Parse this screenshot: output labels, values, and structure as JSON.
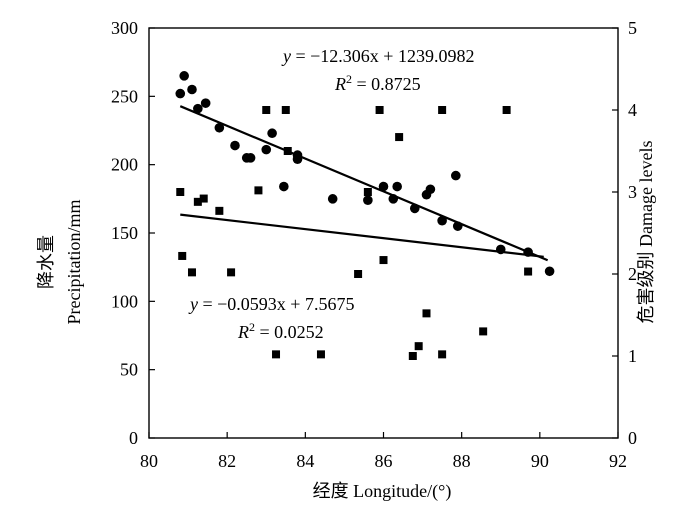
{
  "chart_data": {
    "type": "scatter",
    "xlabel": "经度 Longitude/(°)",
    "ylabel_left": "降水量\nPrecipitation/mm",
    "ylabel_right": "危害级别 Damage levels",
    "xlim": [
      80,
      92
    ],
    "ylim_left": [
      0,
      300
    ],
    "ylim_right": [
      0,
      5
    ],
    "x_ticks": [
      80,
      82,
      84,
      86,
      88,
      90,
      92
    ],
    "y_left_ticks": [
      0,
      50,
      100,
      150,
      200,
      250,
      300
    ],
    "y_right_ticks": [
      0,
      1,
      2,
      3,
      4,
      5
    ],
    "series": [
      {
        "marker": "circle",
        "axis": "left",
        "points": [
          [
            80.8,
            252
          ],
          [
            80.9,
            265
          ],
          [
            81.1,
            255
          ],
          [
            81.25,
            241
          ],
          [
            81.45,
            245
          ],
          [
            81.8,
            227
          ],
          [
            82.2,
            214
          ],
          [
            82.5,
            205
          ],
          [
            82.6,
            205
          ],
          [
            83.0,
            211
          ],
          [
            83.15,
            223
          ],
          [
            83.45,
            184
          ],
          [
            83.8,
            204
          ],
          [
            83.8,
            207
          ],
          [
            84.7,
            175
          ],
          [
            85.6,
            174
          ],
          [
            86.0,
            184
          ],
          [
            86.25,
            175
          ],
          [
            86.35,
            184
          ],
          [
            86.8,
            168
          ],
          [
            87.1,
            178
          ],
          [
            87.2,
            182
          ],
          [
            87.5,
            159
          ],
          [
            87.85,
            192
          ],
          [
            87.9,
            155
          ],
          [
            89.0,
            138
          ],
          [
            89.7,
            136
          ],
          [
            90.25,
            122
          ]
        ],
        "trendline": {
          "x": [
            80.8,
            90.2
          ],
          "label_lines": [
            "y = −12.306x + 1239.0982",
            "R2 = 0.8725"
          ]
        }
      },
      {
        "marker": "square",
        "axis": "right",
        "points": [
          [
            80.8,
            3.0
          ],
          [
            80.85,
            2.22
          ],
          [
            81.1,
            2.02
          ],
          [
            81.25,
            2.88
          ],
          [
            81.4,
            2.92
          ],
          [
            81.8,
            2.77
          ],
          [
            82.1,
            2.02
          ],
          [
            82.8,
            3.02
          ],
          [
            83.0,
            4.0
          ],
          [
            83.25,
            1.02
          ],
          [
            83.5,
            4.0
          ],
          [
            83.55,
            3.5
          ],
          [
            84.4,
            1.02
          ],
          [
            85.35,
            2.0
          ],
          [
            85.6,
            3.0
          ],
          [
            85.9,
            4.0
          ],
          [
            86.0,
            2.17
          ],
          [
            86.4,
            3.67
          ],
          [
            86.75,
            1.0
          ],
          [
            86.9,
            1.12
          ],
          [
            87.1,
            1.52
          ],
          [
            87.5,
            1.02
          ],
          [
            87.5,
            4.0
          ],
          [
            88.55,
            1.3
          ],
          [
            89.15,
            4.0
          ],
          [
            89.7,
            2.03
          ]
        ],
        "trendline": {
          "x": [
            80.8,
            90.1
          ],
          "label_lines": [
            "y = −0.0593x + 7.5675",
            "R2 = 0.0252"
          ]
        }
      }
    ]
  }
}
_____
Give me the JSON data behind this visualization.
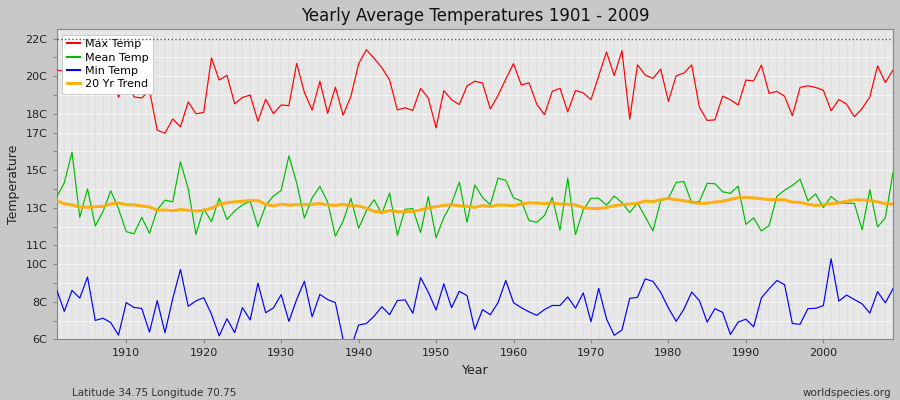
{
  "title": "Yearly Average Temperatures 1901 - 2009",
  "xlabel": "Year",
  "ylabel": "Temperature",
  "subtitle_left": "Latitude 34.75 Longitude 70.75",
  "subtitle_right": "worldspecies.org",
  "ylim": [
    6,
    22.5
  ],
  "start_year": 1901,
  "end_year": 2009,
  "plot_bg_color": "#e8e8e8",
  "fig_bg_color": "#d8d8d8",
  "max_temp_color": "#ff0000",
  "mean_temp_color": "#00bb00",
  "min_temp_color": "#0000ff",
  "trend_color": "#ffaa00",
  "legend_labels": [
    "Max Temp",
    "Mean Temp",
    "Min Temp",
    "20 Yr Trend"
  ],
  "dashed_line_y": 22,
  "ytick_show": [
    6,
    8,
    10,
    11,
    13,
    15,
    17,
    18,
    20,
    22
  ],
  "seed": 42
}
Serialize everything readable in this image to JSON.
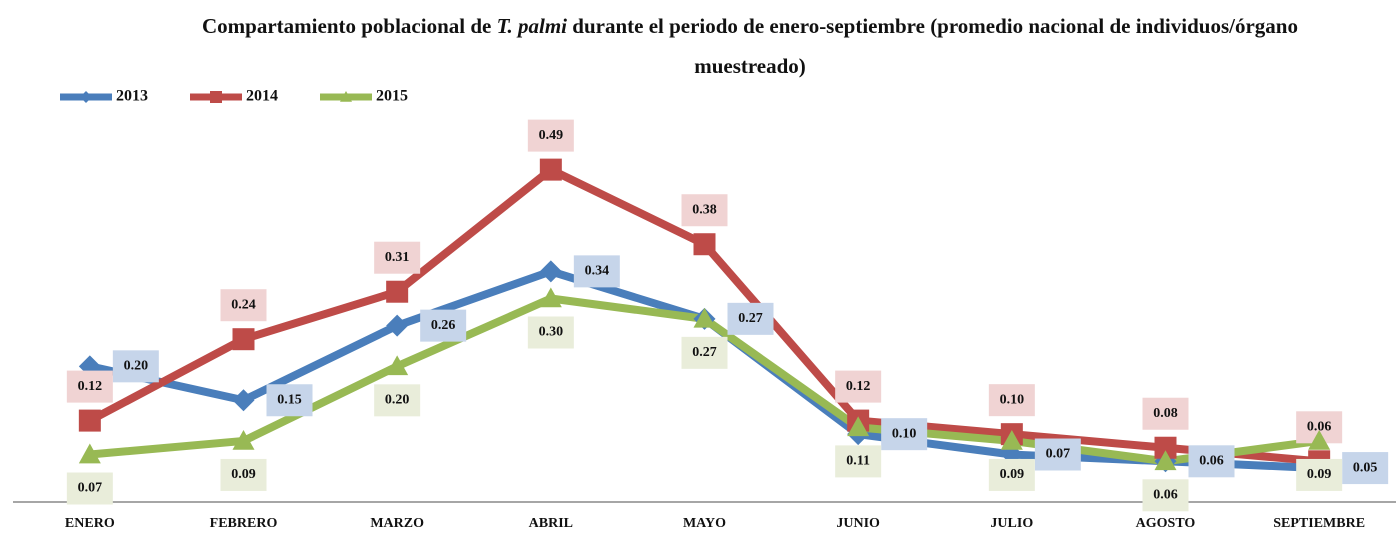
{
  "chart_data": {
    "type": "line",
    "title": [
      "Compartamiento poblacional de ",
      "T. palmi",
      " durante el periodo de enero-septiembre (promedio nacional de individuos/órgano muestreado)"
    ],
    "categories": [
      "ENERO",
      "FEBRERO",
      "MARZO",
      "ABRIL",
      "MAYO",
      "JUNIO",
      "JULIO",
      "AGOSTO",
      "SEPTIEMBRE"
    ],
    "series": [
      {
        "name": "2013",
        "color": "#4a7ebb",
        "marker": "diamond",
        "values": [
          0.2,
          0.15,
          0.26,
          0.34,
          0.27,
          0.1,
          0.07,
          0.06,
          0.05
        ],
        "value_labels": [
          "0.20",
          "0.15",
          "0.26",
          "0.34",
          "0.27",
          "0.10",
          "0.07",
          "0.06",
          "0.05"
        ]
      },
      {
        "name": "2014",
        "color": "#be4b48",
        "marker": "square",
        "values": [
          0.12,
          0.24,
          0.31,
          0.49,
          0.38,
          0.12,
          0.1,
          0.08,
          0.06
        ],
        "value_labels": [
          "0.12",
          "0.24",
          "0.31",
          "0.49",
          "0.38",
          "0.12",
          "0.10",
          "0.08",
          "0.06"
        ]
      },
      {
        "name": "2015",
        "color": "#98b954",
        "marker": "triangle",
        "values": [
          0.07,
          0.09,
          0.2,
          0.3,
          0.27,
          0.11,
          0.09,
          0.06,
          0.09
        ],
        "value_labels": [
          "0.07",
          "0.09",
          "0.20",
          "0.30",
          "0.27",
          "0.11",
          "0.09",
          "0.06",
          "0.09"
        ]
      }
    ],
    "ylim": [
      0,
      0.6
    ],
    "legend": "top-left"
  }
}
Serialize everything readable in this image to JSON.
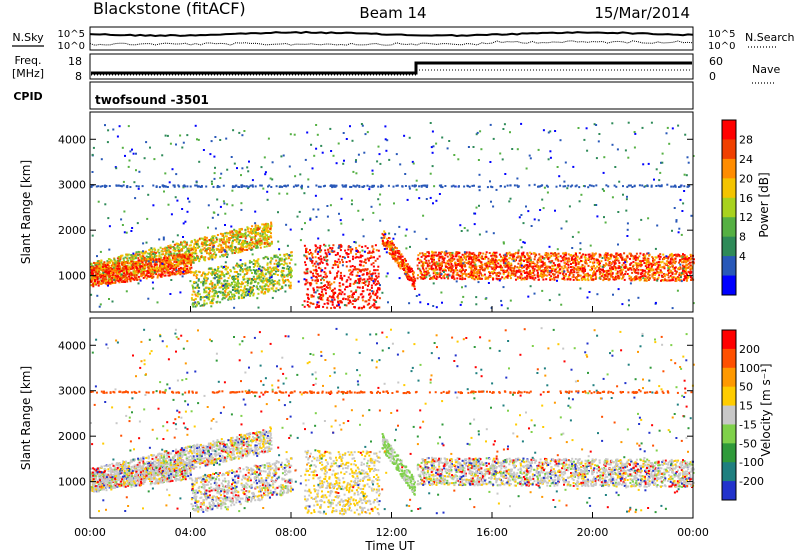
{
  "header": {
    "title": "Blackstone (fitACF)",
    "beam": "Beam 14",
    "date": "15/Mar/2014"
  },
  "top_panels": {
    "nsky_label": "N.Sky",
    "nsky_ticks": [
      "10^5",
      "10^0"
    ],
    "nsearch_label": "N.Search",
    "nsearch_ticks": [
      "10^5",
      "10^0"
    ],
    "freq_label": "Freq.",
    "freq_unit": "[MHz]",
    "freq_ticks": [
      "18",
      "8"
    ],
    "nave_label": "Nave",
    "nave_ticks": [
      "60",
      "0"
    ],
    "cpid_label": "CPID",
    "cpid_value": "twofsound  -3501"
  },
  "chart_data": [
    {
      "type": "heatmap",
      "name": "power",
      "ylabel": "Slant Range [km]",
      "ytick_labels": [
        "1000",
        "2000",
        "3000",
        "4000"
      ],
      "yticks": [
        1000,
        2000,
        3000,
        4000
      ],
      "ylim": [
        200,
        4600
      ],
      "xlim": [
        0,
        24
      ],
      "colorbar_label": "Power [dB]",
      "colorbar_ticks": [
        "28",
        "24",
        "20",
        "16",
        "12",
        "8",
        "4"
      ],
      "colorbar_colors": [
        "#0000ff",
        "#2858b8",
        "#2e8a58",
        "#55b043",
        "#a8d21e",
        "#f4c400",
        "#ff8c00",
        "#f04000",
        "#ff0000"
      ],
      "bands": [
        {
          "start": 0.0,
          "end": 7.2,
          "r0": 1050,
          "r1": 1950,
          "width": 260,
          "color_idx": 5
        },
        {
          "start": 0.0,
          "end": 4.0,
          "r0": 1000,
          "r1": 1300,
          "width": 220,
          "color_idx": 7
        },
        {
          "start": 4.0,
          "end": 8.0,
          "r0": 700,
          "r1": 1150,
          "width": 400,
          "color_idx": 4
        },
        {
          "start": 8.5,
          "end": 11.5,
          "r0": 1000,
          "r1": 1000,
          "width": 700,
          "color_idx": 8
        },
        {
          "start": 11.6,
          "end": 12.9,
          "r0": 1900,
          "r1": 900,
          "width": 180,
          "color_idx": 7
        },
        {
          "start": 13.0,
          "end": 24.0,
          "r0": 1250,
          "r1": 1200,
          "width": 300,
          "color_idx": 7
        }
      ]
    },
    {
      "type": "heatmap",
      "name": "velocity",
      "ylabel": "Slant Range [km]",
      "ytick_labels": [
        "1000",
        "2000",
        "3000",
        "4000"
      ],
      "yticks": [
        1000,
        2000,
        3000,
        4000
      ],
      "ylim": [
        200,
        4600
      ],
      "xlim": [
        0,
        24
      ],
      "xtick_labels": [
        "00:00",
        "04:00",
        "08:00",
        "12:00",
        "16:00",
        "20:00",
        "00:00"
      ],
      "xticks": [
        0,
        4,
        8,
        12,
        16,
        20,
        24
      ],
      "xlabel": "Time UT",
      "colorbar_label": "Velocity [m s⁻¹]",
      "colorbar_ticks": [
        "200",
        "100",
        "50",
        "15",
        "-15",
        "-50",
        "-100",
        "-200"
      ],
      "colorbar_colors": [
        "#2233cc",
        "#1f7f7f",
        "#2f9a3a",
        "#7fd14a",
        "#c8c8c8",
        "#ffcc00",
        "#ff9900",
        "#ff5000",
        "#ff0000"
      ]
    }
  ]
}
_____
Task
Count up the lines in the listing that hold the word "name", and give that number only.

Task solution
5